> _Try it_: Once you have read the entries below, give them all again without any difference.

BEGIN Extracted records

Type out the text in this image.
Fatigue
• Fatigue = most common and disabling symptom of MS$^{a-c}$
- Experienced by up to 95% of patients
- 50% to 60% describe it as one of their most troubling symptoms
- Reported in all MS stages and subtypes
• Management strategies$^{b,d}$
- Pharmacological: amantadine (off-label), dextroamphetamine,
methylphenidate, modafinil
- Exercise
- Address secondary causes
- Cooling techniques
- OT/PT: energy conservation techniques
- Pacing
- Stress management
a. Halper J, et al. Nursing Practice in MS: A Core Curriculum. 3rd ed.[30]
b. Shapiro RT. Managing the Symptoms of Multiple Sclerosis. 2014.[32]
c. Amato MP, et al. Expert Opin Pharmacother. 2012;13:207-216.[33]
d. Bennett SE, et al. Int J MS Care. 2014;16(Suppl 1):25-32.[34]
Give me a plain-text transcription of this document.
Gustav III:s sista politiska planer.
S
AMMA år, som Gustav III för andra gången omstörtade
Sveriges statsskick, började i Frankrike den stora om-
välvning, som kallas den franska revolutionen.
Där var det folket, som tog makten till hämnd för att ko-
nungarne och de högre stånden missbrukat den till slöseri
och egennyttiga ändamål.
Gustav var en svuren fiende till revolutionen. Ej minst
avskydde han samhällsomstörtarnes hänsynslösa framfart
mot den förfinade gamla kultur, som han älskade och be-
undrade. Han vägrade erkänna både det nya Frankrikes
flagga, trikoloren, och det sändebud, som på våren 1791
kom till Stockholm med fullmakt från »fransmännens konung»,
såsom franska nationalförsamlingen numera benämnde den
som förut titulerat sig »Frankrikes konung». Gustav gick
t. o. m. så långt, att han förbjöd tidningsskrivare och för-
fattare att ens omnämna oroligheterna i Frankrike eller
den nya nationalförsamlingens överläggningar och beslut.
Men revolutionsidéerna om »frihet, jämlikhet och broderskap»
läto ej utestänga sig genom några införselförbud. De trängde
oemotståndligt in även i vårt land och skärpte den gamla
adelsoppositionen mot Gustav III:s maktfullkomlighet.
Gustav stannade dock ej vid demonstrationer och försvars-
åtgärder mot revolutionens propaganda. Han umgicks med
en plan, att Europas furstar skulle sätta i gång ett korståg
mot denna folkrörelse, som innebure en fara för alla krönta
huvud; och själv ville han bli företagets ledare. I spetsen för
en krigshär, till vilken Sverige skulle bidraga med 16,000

END Extracted records

> _Your solution_:
Type out the text in this image.
Fatigue
• Fatigue = most common and disabling symptom of MS$^{a-c}$
- Experienced by up to 95% of patients
- 50% to 60% describe it as one of their most troubling symptoms
- Reported in all MS stages and subtypes
• Management strategies$^{b,d}$
- Pharmacological: amantadine (off-label), dextroamphetamine,
methylphenidate, modafinil
- Exercise
- Address secondary causes
- Cooling techniques
- OT/PT: energy conservation techniques
- Pacing
- Stress management
a. Halper J, et al. Nursing Practice in MS: A Core Curriculum. 3rd ed.[30]
b. Shapiro RT. Managing the Symptoms of Multiple Sclerosis. 2014.[32]
c. Amato MP, et al. Expert Opin Pharmacother. 2012;13:207-216.[33]
d. Bennett SE, et al. Int J MS Care. 2014;16(Suppl 1):25-32.[34]
Give me a plain-text transcription of this document.
Gustav III:s sista politiska planer.
S
AMMA år, som Gustav III för andra gången omstörtade
Sveriges statsskick, började i Frankrike den stora om-
välvning, som kallas den franska revolutionen.
Där var det folket, som tog makten till hämnd för att ko-
nungarne och de högre stånden missbrukat den till slöseri
och egennyttiga ändamål.
Gustav var en svuren fiende till revolutionen. Ej minst
avskydde han samhällsomstörtarnes hänsynslösa framfart
mot den förfinade gamla kultur, som han älskade och be-
undrade. Han vägrade erkänna både det nya Frankrikes
flagga, trikoloren, och det sändebud, som på våren 1791
kom till Stockholm med fullmakt från »fransmännens konung»,
såsom franska nationalförsamlingen numera benämnde den
som förut titulerat sig »Frankrikes konung». Gustav gick
t. o. m. så långt, att han förbjöd tidningsskrivare och för-
fattare att ens omnämna oroligheterna i Frankrike eller
den nya nationalförsamlingens överläggningar och beslut.
Men revolutionsidéerna om »frihet, jämlikhet och broderskap»
läto ej utestänga sig genom några införselförbud. De trängde
oemotståndligt in även i vårt land och skärpte den gamla
adelsoppositionen mot Gustav III:s maktfullkomlighet.
Gustav stannade dock ej vid demonstrationer och försvars-
åtgärder mot revolutionens propaganda. Han umgicks med
en plan, att Europas furstar skulle sätta i gång ett korståg
mot denna folkrörelse, som innebure en fara för alla krönta
huvud; och själv ville han bli företagets ledare. I spetsen för
en krigshär, till vilken Sverige skulle bidraga med 16,000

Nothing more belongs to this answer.